• _EXERCISE GOAL_: Give every line below again, exactly.

• _EXERCISE DATA_:
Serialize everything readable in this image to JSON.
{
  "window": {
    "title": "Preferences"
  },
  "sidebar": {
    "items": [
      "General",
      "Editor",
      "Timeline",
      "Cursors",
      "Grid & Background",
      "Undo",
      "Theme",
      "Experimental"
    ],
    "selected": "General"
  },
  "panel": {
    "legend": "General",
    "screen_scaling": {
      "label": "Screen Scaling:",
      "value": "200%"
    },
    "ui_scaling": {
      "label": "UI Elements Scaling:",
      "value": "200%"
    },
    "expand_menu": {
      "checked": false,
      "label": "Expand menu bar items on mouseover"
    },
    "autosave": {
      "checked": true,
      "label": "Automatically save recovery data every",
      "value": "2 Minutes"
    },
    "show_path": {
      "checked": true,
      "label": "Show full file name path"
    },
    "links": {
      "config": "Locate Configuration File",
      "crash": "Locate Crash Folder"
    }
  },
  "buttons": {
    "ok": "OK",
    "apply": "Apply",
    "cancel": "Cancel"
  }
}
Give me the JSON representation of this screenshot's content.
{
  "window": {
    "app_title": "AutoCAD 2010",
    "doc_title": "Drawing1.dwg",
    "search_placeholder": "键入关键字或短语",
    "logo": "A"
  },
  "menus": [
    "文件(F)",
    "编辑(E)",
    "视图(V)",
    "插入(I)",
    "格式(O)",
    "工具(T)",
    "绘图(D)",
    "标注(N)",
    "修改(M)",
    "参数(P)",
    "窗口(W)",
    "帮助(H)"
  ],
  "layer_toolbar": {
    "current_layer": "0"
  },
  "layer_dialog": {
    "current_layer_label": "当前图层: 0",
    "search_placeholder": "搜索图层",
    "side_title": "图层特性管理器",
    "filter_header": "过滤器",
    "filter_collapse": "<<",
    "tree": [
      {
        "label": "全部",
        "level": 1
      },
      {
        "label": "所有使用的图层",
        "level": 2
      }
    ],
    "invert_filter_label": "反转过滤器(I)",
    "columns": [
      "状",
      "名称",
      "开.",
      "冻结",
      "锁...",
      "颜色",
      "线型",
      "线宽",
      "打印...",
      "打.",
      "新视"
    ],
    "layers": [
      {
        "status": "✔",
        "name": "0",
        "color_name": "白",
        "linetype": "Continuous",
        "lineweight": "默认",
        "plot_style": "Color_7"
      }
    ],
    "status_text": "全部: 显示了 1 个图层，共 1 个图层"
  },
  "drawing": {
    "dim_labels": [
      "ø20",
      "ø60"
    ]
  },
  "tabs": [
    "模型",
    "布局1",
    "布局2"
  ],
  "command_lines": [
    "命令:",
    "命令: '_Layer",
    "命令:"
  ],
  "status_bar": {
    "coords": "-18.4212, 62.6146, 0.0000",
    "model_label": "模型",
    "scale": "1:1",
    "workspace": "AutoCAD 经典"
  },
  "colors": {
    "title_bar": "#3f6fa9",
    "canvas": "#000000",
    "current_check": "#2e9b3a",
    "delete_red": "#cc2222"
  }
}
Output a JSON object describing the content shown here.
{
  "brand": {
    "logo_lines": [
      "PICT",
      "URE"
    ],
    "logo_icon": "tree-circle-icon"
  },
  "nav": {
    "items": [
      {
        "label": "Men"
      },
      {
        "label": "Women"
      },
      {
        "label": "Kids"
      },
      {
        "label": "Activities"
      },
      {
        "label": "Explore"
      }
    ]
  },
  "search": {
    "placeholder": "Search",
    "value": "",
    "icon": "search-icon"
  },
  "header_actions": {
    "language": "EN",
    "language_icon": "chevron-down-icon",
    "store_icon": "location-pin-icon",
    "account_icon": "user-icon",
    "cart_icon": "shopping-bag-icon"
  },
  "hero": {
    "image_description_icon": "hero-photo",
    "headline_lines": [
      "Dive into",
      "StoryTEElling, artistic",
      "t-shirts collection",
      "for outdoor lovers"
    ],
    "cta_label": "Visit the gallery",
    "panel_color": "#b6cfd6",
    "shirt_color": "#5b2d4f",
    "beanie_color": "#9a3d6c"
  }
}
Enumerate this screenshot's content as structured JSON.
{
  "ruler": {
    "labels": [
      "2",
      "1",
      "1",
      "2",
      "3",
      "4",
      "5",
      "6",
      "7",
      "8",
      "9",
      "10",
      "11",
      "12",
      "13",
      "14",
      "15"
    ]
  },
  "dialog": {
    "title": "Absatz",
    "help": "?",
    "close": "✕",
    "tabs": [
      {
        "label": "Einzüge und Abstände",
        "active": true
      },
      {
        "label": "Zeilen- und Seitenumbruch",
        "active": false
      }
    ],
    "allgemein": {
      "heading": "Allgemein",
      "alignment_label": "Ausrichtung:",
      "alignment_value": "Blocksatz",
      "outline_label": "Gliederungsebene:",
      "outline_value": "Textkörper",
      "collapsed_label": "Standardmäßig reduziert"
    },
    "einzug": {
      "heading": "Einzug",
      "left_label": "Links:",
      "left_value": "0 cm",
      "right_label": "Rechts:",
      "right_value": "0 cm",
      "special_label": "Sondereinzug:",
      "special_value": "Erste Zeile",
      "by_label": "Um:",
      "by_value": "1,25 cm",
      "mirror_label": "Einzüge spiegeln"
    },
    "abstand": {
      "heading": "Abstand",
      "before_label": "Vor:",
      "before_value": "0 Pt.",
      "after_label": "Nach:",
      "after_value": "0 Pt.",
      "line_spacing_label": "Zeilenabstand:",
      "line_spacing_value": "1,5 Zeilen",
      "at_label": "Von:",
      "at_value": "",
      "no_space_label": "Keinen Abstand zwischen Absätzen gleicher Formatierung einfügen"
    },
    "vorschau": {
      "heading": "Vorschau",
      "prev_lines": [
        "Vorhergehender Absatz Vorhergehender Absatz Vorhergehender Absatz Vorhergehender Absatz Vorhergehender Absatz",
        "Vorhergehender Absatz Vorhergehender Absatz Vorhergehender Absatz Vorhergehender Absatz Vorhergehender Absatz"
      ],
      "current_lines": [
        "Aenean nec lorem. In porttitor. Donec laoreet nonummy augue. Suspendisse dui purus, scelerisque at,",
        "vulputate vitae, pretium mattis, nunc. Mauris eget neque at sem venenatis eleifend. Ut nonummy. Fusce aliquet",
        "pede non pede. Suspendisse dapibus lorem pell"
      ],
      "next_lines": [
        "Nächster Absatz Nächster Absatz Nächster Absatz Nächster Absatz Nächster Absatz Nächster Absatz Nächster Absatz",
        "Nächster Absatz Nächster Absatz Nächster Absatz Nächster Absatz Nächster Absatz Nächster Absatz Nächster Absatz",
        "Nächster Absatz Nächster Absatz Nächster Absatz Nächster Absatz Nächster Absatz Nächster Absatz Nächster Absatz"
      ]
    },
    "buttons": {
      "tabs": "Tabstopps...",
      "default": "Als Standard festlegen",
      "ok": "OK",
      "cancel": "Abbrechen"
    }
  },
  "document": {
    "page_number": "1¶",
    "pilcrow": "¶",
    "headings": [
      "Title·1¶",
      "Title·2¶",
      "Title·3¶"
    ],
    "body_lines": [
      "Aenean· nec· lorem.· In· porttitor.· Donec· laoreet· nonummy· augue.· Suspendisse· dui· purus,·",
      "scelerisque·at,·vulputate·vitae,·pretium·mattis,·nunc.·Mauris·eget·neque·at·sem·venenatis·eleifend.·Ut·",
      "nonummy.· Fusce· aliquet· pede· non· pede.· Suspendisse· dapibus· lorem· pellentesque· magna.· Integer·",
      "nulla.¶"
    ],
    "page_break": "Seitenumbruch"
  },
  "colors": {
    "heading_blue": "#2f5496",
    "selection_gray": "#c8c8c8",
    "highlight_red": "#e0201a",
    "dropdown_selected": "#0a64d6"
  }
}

• _EXERCISE SOLUTION_:
Serialize everything readable in this image to JSON.
{
  "window": {
    "title": "Preferences"
  },
  "sidebar": {
    "items": [
      "General",
      "Editor",
      "Timeline",
      "Cursors",
      "Grid & Background",
      "Undo",
      "Theme",
      "Experimental"
    ],
    "selected": "General"
  },
  "panel": {
    "legend": "General",
    "screen_scaling": {
      "label": "Screen Scaling:",
      "value": "200%"
    },
    "ui_scaling": {
      "label": "UI Elements Scaling:",
      "value": "200%"
    },
    "expand_menu": {
      "checked": false,
      "label": "Expand menu bar items on mouseover"
    },
    "autosave": {
      "checked": true,
      "label": "Automatically save recovery data every",
      "value": "2 Minutes"
    },
    "show_path": {
      "checked": true,
      "label": "Show full file name path"
    },
    "links": {
      "config": "Locate Configuration File",
      "crash": "Locate Crash Folder"
    }
  },
  "buttons": {
    "ok": "OK",
    "apply": "Apply",
    "cancel": "Cancel"
  }
}
Give me the JSON representation of this screenshot's content.
{
  "window": {
    "app_title": "AutoCAD 2010",
    "doc_title": "Drawing1.dwg",
    "search_placeholder": "键入关键字或短语",
    "logo": "A"
  },
  "menus": [
    "文件(F)",
    "编辑(E)",
    "视图(V)",
    "插入(I)",
    "格式(O)",
    "工具(T)",
    "绘图(D)",
    "标注(N)",
    "修改(M)",
    "参数(P)",
    "窗口(W)",
    "帮助(H)"
  ],
  "layer_toolbar": {
    "current_layer": "0"
  },
  "layer_dialog": {
    "current_layer_label": "当前图层: 0",
    "search_placeholder": "搜索图层",
    "side_title": "图层特性管理器",
    "filter_header": "过滤器",
    "filter_collapse": "<<",
    "tree": [
      {
        "label": "全部",
        "level": 1
      },
      {
        "label": "所有使用的图层",
        "level": 2
      }
    ],
    "invert_filter_label": "反转过滤器(I)",
    "columns": [
      "状",
      "名称",
      "开.",
      "冻结",
      "锁...",
      "颜色",
      "线型",
      "线宽",
      "打印...",
      "打.",
      "新视"
    ],
    "layers": [
      {
        "status": "✔",
        "name": "0",
        "color_name": "白",
        "linetype": "Continuous",
        "lineweight": "默认",
        "plot_style": "Color_7"
      }
    ],
    "status_text": "全部: 显示了 1 个图层，共 1 个图层"
  },
  "drawing": {
    "dim_labels": [
      "ø20",
      "ø60"
    ]
  },
  "tabs": [
    "模型",
    "布局1",
    "布局2"
  ],
  "command_lines": [
    "命令:",
    "命令: '_Layer",
    "命令:"
  ],
  "status_bar": {
    "coords": "-18.4212, 62.6146, 0.0000",
    "model_label": "模型",
    "scale": "1:1",
    "workspace": "AutoCAD 经典"
  },
  "colors": {
    "title_bar": "#3f6fa9",
    "canvas": "#000000",
    "current_check": "#2e9b3a",
    "delete_red": "#cc2222"
  }
}
Output a JSON object describing the content shown here.
{
  "brand": {
    "logo_lines": [
      "PICT",
      "URE"
    ],
    "logo_icon": "tree-circle-icon"
  },
  "nav": {
    "items": [
      {
        "label": "Men"
      },
      {
        "label": "Women"
      },
      {
        "label": "Kids"
      },
      {
        "label": "Activities"
      },
      {
        "label": "Explore"
      }
    ]
  },
  "search": {
    "placeholder": "Search",
    "value": "",
    "icon": "search-icon"
  },
  "header_actions": {
    "language": "EN",
    "language_icon": "chevron-down-icon",
    "store_icon": "location-pin-icon",
    "account_icon": "user-icon",
    "cart_icon": "shopping-bag-icon"
  },
  "hero": {
    "image_description_icon": "hero-photo",
    "headline_lines": [
      "Dive into",
      "StoryTEElling, artistic",
      "t-shirts collection",
      "for outdoor lovers"
    ],
    "cta_label": "Visit the gallery",
    "panel_color": "#b6cfd6",
    "shirt_color": "#5b2d4f",
    "beanie_color": "#9a3d6c"
  }
}
Enumerate this screenshot's content as structured JSON.
{
  "ruler": {
    "labels": [
      "2",
      "1",
      "1",
      "2",
      "3",
      "4",
      "5",
      "6",
      "7",
      "8",
      "9",
      "10",
      "11",
      "12",
      "13",
      "14",
      "15"
    ]
  },
  "dialog": {
    "title": "Absatz",
    "help": "?",
    "close": "✕",
    "tabs": [
      {
        "label": "Einzüge und Abstände",
        "active": true
      },
      {
        "label": "Zeilen- und Seitenumbruch",
        "active": false
      }
    ],
    "allgemein": {
      "heading": "Allgemein",
      "alignment_label": "Ausrichtung:",
      "alignment_value": "Blocksatz",
      "outline_label": "Gliederungsebene:",
      "outline_value": "Textkörper",
      "collapsed_label": "Standardmäßig reduziert"
    },
    "einzug": {
      "heading": "Einzug",
      "left_label": "Links:",
      "left_value": "0 cm",
      "right_label": "Rechts:",
      "right_value": "0 cm",
      "special_label": "Sondereinzug:",
      "special_value": "Erste Zeile",
      "by_label": "Um:",
      "by_value": "1,25 cm",
      "mirror_label": "Einzüge spiegeln"
    },
    "abstand": {
      "heading": "Abstand",
      "before_label": "Vor:",
      "before_value": "0 Pt.",
      "after_label": "Nach:",
      "after_value": "0 Pt.",
      "line_spacing_label": "Zeilenabstand:",
      "line_spacing_value": "1,5 Zeilen",
      "at_label": "Von:",
      "at_value": "",
      "no_space_label": "Keinen Abstand zwischen Absätzen gleicher Formatierung einfügen"
    },
    "vorschau": {
      "heading": "Vorschau",
      "prev_lines": [
        "Vorhergehender Absatz Vorhergehender Absatz Vorhergehender Absatz Vorhergehender Absatz Vorhergehender Absatz",
        "Vorhergehender Absatz Vorhergehender Absatz Vorhergehender Absatz Vorhergehender Absatz Vorhergehender Absatz"
      ],
      "current_lines": [
        "Aenean nec lorem. In porttitor. Donec laoreet nonummy augue. Suspendisse dui purus, scelerisque at,",
        "vulputate vitae, pretium mattis, nunc. Mauris eget neque at sem venenatis eleifend. Ut nonummy. Fusce aliquet",
        "pede non pede. Suspendisse dapibus lorem pell"
      ],
      "next_lines": [
        "Nächster Absatz Nächster Absatz Nächster Absatz Nächster Absatz Nächster Absatz Nächster Absatz Nächster Absatz",
        "Nächster Absatz Nächster Absatz Nächster Absatz Nächster Absatz Nächster Absatz Nächster Absatz Nächster Absatz",
        "Nächster Absatz Nächster Absatz Nächster Absatz Nächster Absatz Nächster Absatz Nächster Absatz Nächster Absatz"
      ]
    },
    "buttons": {
      "tabs": "Tabstopps...",
      "default": "Als Standard festlegen",
      "ok": "OK",
      "cancel": "Abbrechen"
    }
  },
  "document": {
    "page_number": "1¶",
    "pilcrow": "¶",
    "headings": [
      "Title·1¶",
      "Title·2¶",
      "Title·3¶"
    ],
    "body_lines": [
      "Aenean· nec· lorem.· In· porttitor.· Donec· laoreet· nonummy· augue.· Suspendisse· dui· purus,·",
      "scelerisque·at,·vulputate·vitae,·pretium·mattis,·nunc.·Mauris·eget·neque·at·sem·venenatis·eleifend.·Ut·",
      "nonummy.· Fusce· aliquet· pede· non· pede.· Suspendisse· dapibus· lorem· pellentesque· magna.· Integer·",
      "nulla.¶"
    ],
    "page_break": "Seitenumbruch"
  },
  "colors": {
    "heading_blue": "#2f5496",
    "selection_gray": "#c8c8c8",
    "highlight_red": "#e0201a",
    "dropdown_selected": "#0a64d6"
  }
}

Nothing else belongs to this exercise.